> [REQUIREMENT] Duplicate the lines below, starting at the line that contains "heatmap-cell: [82, 311, 88, 318]" and stopping after the line that contains "heatmap-cell: [540, 322, 547, 329]".

— start RECORDS FOR THIS EXERCISE —

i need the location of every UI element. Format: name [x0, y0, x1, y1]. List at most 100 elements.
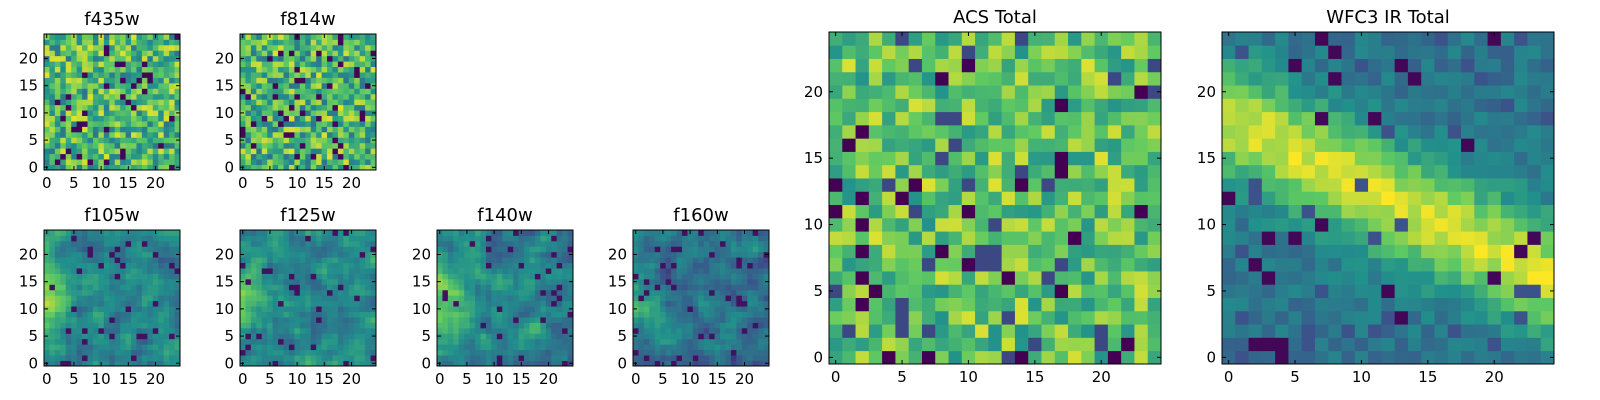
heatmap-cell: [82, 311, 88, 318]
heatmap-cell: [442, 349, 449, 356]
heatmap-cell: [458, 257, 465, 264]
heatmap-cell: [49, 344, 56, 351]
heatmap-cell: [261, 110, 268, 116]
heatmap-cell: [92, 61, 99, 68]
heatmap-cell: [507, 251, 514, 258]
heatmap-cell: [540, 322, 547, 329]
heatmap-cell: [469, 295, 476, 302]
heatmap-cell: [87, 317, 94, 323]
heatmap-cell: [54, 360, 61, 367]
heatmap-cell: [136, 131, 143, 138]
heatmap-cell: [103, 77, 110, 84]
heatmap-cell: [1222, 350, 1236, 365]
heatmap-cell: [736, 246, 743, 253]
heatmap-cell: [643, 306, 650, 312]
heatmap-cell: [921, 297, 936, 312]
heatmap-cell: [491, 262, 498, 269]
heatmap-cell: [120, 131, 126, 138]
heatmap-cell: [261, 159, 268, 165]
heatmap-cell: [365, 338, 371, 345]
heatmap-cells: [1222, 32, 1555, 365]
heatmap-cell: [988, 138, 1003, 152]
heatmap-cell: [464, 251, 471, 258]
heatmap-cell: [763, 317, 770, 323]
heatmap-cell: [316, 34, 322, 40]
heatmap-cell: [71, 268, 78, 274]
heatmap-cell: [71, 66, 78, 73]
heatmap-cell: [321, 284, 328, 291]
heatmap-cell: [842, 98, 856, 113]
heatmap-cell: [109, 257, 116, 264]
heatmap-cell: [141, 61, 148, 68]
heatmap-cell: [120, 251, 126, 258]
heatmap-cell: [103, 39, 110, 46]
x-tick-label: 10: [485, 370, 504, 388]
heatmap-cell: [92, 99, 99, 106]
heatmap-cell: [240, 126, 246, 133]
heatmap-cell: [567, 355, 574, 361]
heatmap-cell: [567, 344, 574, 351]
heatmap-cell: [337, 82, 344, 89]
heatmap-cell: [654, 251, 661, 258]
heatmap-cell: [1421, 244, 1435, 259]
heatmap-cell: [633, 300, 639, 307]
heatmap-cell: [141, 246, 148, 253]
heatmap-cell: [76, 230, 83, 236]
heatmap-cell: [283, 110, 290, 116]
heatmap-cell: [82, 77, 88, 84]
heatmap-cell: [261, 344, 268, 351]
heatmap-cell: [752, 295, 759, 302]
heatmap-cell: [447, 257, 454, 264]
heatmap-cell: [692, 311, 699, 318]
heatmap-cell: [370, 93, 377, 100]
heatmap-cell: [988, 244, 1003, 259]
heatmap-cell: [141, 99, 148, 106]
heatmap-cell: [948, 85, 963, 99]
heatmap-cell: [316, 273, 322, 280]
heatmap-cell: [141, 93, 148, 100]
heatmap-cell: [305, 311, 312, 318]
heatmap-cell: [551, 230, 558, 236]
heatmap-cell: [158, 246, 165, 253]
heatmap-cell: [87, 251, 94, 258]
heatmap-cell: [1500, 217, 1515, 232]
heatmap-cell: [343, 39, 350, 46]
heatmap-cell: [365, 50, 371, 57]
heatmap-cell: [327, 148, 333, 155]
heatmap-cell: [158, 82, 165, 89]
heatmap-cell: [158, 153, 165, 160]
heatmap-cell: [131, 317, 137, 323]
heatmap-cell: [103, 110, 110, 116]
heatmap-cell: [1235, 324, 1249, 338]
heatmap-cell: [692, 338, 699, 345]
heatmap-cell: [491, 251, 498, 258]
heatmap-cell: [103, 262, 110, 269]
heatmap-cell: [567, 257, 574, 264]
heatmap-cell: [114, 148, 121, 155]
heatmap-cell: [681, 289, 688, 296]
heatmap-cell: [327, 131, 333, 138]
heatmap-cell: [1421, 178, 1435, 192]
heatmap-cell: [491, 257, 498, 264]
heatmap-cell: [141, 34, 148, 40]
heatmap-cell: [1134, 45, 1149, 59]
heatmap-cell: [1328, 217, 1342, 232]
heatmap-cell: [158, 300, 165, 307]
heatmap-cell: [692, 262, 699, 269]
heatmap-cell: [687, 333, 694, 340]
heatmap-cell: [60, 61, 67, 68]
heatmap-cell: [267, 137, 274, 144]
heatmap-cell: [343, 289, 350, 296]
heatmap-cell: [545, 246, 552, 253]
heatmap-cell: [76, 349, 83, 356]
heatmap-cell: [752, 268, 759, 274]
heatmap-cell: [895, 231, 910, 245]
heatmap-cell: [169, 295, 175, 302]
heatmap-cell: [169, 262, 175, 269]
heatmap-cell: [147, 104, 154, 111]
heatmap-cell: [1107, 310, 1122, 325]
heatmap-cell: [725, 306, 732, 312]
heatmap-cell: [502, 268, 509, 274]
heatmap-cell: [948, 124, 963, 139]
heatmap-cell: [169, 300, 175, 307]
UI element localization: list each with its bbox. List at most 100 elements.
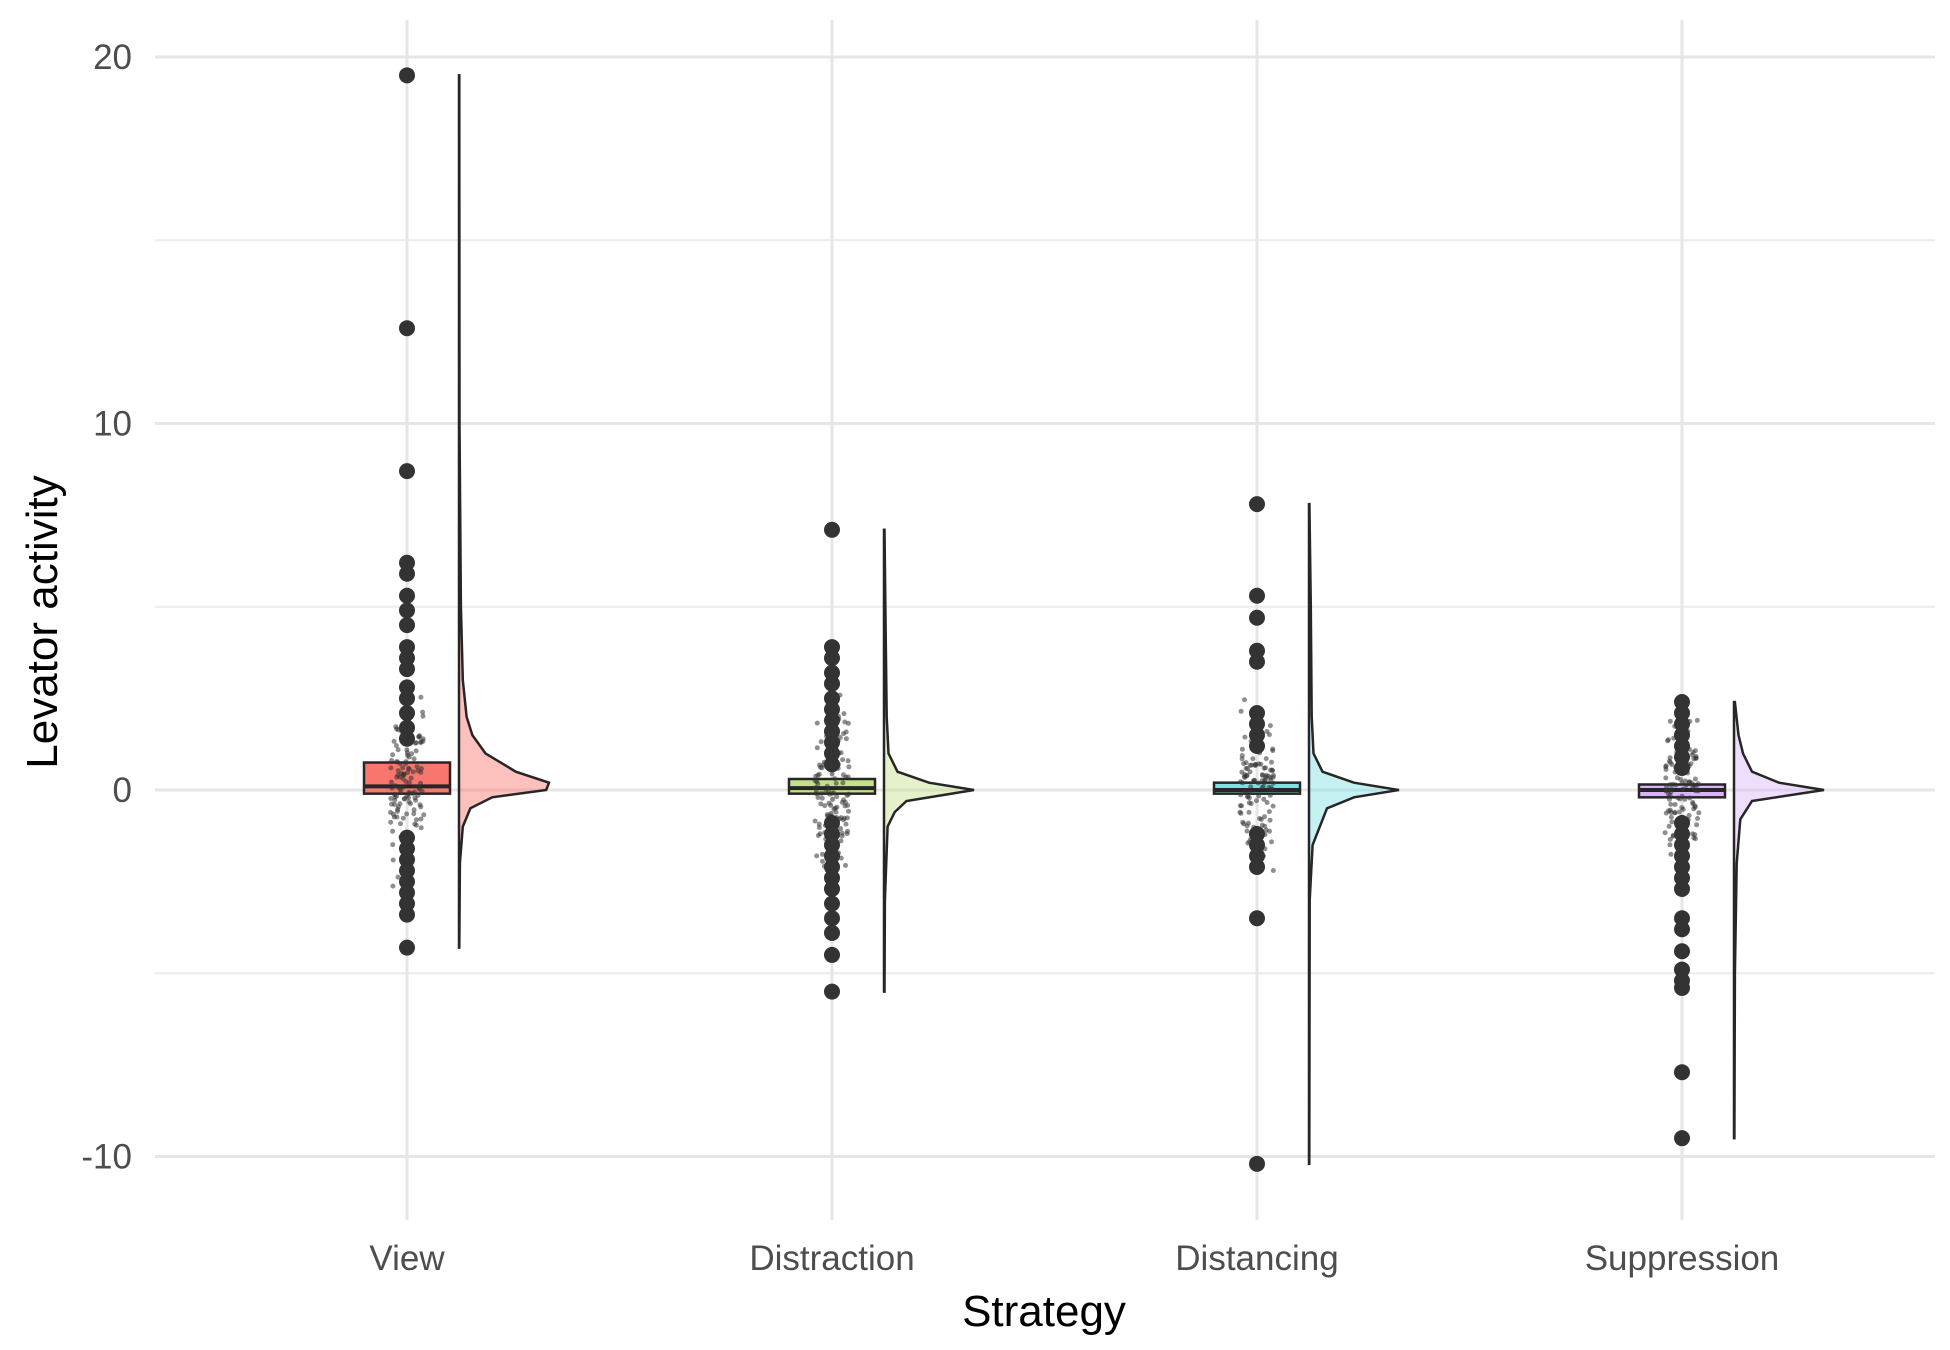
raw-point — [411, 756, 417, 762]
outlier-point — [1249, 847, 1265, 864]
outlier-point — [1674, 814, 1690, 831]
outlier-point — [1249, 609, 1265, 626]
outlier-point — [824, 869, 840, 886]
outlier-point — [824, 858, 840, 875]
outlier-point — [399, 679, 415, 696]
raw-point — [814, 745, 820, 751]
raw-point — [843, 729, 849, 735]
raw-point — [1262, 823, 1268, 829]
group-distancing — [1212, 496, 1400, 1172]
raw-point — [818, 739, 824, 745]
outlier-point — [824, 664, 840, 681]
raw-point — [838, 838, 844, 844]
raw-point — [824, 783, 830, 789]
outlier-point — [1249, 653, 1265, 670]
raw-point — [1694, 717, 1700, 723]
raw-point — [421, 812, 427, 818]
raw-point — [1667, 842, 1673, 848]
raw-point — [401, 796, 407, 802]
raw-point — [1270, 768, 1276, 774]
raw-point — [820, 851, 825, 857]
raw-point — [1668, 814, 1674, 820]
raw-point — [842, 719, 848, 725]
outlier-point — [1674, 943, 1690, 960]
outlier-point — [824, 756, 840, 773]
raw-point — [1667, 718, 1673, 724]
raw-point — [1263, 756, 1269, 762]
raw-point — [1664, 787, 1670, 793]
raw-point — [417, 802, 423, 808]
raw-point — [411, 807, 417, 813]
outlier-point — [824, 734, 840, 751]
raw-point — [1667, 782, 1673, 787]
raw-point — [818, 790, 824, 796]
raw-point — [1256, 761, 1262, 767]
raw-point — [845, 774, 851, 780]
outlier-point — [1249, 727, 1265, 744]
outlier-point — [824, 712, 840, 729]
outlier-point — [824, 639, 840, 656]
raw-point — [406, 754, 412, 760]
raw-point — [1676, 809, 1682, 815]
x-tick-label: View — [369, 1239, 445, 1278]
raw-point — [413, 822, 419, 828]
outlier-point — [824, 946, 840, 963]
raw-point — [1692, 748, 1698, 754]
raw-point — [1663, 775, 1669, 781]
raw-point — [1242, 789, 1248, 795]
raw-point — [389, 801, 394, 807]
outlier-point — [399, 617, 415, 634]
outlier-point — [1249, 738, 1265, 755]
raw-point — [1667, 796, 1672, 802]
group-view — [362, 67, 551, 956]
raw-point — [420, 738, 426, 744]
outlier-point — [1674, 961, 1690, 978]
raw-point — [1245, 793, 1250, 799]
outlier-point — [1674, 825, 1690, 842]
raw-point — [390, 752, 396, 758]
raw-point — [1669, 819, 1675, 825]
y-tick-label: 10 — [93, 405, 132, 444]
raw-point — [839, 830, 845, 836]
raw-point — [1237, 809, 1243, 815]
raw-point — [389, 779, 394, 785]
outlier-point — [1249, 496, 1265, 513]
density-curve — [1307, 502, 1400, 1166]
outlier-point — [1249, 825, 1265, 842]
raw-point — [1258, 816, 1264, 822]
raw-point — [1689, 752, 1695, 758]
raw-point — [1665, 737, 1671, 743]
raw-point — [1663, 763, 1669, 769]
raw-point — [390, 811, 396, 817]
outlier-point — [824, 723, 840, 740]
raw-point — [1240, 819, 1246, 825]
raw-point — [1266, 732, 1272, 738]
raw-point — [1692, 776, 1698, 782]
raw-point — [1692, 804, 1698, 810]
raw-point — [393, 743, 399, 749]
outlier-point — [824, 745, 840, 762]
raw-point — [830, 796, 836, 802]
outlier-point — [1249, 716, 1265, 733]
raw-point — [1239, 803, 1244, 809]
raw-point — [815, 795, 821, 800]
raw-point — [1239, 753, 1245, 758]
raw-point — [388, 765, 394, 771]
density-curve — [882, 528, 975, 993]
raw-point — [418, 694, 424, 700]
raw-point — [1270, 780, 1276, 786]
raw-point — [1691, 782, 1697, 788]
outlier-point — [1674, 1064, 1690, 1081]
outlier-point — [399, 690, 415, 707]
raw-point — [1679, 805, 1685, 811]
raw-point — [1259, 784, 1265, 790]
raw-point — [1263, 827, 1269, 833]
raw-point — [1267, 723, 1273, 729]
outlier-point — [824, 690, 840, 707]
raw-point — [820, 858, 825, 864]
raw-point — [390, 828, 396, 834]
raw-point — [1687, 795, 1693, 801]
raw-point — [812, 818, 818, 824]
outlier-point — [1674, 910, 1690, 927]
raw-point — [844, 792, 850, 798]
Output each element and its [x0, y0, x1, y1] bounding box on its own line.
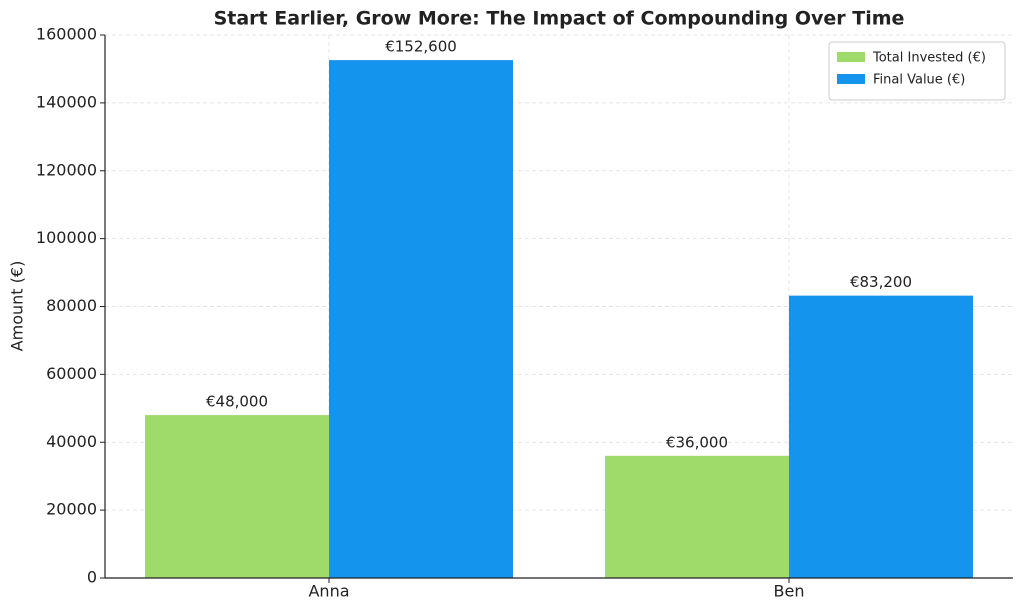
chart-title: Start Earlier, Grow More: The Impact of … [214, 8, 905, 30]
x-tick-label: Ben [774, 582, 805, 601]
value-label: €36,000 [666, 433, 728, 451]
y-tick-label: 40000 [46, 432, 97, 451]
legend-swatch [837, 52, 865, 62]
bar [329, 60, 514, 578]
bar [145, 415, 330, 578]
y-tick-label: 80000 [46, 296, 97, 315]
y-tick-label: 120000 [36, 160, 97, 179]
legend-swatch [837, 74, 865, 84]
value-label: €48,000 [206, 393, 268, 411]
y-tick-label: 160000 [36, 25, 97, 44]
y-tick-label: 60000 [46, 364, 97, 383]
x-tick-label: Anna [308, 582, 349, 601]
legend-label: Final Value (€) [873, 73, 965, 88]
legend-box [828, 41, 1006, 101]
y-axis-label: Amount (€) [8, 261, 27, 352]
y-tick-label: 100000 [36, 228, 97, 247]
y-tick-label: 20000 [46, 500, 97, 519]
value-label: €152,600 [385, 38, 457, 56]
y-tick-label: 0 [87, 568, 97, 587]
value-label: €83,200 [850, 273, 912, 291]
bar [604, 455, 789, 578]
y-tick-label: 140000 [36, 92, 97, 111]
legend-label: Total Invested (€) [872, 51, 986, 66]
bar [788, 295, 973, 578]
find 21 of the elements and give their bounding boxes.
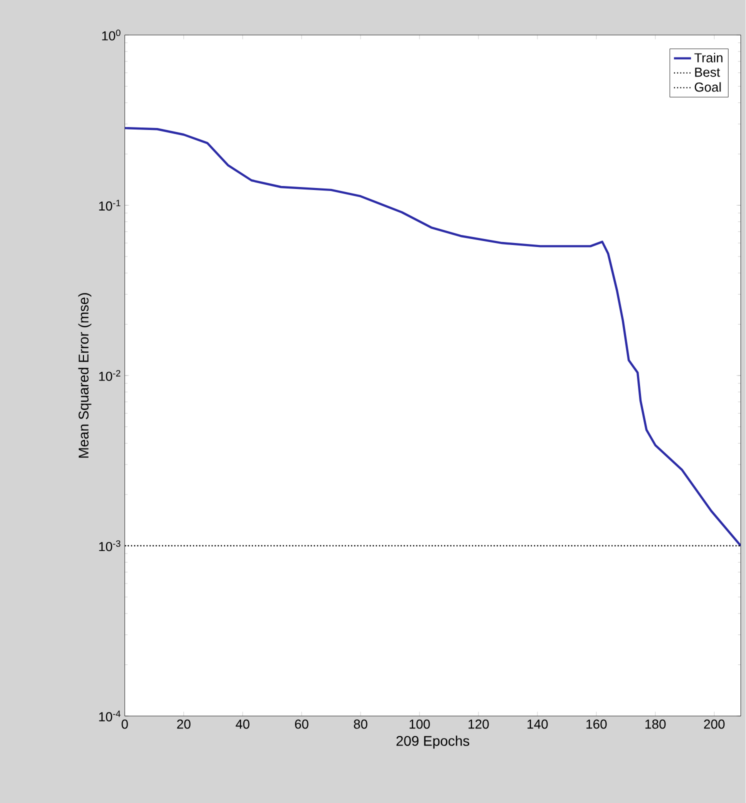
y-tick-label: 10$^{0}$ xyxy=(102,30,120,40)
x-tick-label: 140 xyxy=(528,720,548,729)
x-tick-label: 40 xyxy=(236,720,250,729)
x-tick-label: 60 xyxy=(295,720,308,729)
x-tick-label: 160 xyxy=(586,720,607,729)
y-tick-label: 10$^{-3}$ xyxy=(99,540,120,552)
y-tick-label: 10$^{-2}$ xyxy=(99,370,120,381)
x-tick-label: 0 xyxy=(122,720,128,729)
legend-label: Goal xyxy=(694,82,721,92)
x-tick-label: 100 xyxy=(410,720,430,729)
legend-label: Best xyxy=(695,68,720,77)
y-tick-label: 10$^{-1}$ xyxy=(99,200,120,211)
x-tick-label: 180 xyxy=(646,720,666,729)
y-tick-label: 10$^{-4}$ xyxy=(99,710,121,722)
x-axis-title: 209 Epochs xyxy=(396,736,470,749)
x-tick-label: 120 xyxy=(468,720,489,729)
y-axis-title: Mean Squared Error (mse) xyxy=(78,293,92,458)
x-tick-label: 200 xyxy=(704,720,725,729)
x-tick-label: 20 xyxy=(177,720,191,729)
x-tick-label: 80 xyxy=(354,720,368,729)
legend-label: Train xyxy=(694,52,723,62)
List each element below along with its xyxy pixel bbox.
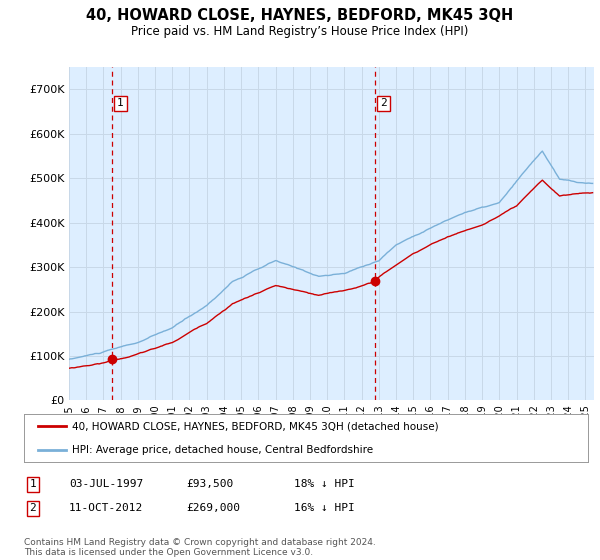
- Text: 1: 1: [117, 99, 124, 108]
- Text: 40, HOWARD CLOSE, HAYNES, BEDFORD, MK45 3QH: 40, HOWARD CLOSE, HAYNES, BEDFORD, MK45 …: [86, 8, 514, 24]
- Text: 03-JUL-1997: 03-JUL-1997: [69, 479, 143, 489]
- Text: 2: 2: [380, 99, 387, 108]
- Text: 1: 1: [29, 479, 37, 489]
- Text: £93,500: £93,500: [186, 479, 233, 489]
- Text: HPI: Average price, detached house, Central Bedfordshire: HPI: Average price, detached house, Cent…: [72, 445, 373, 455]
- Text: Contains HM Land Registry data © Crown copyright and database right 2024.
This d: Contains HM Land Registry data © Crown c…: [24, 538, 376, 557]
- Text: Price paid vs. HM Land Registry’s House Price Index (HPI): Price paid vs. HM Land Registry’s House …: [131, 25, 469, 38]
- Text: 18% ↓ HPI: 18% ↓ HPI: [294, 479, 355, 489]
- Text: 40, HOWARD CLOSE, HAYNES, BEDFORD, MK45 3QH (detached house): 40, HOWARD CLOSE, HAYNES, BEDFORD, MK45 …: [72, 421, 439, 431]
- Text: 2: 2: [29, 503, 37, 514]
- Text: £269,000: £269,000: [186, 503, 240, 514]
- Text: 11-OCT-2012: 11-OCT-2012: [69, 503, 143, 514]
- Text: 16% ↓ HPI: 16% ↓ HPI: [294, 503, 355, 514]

— end RECORDS FOR THIS EXERCISE —

> [SOLUTION FOR THIS EXERCISE]
heatmap-cell: [82, 311, 88, 318]
heatmap-cell: [442, 349, 449, 356]
heatmap-cell: [458, 257, 465, 264]
heatmap-cell: [49, 344, 56, 351]
heatmap-cell: [261, 110, 268, 116]
heatmap-cell: [92, 61, 99, 68]
heatmap-cell: [507, 251, 514, 258]
heatmap-cell: [540, 322, 547, 329]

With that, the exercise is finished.